[Rows from a figure dataset]
*****
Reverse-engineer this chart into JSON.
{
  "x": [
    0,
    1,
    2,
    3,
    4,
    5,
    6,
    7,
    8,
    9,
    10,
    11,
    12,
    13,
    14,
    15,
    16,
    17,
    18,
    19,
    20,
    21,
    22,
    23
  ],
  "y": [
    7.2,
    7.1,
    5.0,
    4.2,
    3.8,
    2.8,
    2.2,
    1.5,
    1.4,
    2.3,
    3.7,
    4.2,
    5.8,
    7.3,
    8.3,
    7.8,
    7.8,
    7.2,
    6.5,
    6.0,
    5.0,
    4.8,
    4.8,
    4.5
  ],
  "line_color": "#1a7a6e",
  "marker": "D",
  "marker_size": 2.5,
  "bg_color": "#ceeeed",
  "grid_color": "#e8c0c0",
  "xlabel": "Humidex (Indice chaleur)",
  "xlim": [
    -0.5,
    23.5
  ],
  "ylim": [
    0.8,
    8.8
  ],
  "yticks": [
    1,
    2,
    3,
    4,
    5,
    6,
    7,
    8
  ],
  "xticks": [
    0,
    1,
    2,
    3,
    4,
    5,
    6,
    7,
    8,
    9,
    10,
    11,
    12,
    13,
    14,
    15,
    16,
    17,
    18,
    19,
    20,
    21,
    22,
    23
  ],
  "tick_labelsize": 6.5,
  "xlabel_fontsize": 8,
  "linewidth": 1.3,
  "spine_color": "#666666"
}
*****
Reproduce the full listing word for word.

Reverse-engineer this chart into JSON.
{
  "x": [
    0,
    1,
    2,
    3,
    4,
    5,
    6,
    7,
    8,
    9,
    10,
    11,
    12,
    13,
    14,
    15,
    16,
    17,
    18,
    19,
    20,
    21,
    22,
    23
  ],
  "y": [
    7.2,
    7.1,
    5.0,
    4.2,
    3.8,
    2.8,
    2.2,
    1.5,
    1.4,
    2.3,
    3.7,
    4.2,
    5.8,
    7.3,
    8.3,
    7.8,
    7.8,
    7.2,
    6.5,
    6.0,
    5.0,
    4.8,
    4.8,
    4.5
  ],
  "line_color": "#1a7a6e",
  "marker": "D",
  "marker_size": 2.5,
  "bg_color": "#ceeeed",
  "grid_color": "#e8c0c0",
  "xlabel": "Humidex (Indice chaleur)",
  "xlim": [
    -0.5,
    23.5
  ],
  "ylim": [
    0.8,
    8.8
  ],
  "yticks": [
    1,
    2,
    3,
    4,
    5,
    6,
    7,
    8
  ],
  "xticks": [
    0,
    1,
    2,
    3,
    4,
    5,
    6,
    7,
    8,
    9,
    10,
    11,
    12,
    13,
    14,
    15,
    16,
    17,
    18,
    19,
    20,
    21,
    22,
    23
  ],
  "tick_labelsize": 6.5,
  "xlabel_fontsize": 8,
  "linewidth": 1.3,
  "spine_color": "#666666"
}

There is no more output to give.